(INSTRUCTION)
Print the data exactly as it is given, please.

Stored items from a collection
* START *

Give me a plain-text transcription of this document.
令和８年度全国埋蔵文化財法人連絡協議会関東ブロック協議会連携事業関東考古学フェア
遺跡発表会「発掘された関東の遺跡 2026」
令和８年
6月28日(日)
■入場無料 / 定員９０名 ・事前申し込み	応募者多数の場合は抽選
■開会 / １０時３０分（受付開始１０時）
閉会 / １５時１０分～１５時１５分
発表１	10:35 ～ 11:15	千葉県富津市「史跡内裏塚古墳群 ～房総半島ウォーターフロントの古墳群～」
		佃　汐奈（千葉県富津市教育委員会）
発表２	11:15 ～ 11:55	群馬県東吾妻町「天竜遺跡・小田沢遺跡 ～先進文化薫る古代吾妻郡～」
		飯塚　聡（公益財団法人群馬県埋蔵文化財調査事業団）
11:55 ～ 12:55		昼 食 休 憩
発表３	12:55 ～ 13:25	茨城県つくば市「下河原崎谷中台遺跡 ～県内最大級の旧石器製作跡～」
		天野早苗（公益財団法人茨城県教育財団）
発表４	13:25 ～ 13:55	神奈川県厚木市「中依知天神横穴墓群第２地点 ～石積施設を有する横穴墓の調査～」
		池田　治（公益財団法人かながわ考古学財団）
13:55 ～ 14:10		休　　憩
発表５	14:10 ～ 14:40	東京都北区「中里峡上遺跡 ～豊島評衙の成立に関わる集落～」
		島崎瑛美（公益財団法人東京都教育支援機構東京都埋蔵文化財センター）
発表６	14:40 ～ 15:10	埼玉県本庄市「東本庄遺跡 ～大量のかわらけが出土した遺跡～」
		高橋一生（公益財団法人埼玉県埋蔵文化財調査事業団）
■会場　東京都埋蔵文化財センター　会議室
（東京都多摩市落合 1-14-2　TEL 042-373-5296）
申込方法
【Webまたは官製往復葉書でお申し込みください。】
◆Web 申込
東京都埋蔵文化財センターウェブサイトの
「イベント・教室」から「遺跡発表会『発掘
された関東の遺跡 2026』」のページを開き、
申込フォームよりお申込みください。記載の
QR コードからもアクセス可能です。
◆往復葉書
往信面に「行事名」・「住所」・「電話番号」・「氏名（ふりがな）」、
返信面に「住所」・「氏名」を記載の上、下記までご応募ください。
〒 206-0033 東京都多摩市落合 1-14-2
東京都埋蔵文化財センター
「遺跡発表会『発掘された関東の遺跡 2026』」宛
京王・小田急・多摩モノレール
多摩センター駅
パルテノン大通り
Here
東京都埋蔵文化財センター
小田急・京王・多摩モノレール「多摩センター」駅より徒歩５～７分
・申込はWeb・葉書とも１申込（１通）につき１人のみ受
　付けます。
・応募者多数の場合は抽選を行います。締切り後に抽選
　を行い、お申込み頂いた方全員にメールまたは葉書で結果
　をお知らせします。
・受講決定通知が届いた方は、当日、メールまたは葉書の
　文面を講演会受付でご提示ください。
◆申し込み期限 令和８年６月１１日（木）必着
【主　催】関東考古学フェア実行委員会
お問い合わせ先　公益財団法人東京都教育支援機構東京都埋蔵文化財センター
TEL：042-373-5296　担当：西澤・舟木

* END *

(WRITTEN REPLY)
Give me a plain-text transcription of this document.
令和８年度全国埋蔵文化財法人連絡協議会関東ブロック協議会連携事業関東考古学フェア
遺跡発表会「発掘された関東の遺跡 2026」
令和８年
6月28日(日)
■入場無料 / 定員９０名 ・事前申し込み	応募者多数の場合は抽選
■開会 / １０時３０分（受付開始１０時）
閉会 / １５時１０分～１５時１５分
発表１	10:35 ～ 11:15	千葉県富津市「史跡内裏塚古墳群 ～房総半島ウォーターフロントの古墳群～」
		佃　汐奈（千葉県富津市教育委員会）
発表２	11:15 ～ 11:55	群馬県東吾妻町「天竜遺跡・小田沢遺跡 ～先進文化薫る古代吾妻郡～」
		飯塚　聡（公益財団法人群馬県埋蔵文化財調査事業団）
11:55 ～ 12:55		昼 食 休 憩
発表３	12:55 ～ 13:25	茨城県つくば市「下河原崎谷中台遺跡 ～県内最大級の旧石器製作跡～」
		天野早苗（公益財団法人茨城県教育財団）
発表４	13:25 ～ 13:55	神奈川県厚木市「中依知天神横穴墓群第２地点 ～石積施設を有する横穴墓の調査～」
		池田　治（公益財団法人かながわ考古学財団）
13:55 ～ 14:10		休　　憩
発表５	14:10 ～ 14:40	東京都北区「中里峡上遺跡 ～豊島評衙の成立に関わる集落～」
		島崎瑛美（公益財団法人東京都教育支援機構東京都埋蔵文化財センター）
発表６	14:40 ～ 15:10	埼玉県本庄市「東本庄遺跡 ～大量のかわらけが出土した遺跡～」
		高橋一生（公益財団法人埼玉県埋蔵文化財調査事業団）
■会場　東京都埋蔵文化財センター　会議室
（東京都多摩市落合 1-14-2　TEL 042-373-5296）
申込方法
【Webまたは官製往復葉書でお申し込みください。】
◆Web 申込
東京都埋蔵文化財センターウェブサイトの
「イベント・教室」から「遺跡発表会『発掘
された関東の遺跡 2026』」のページを開き、
申込フォームよりお申込みください。記載の
QR コードからもアクセス可能です。
◆往復葉書
往信面に「行事名」・「住所」・「電話番号」・「氏名（ふりがな）」、
返信面に「住所」・「氏名」を記載の上、下記までご応募ください。
〒 206-0033 東京都多摩市落合 1-14-2
東京都埋蔵文化財センター
「遺跡発表会『発掘された関東の遺跡 2026』」宛
京王・小田急・多摩モノレール
多摩センター駅
パルテノン大通り
Here
東京都埋蔵文化財センター
小田急・京王・多摩モノレール「多摩センター」駅より徒歩５～７分
・申込はWeb・葉書とも１申込（１通）につき１人のみ受
　付けます。
・応募者多数の場合は抽選を行います。締切り後に抽選
　を行い、お申込み頂いた方全員にメールまたは葉書で結果
　をお知らせします。
・受講決定通知が届いた方は、当日、メールまたは葉書の
　文面を講演会受付でご提示ください。
◆申し込み期限 令和８年６月１１日（木）必着
【主　催】関東考古学フェア実行委員会
お問い合わせ先　公益財団法人東京都教育支援機構東京都埋蔵文化財センター
TEL：042-373-5296　担当：西澤・舟木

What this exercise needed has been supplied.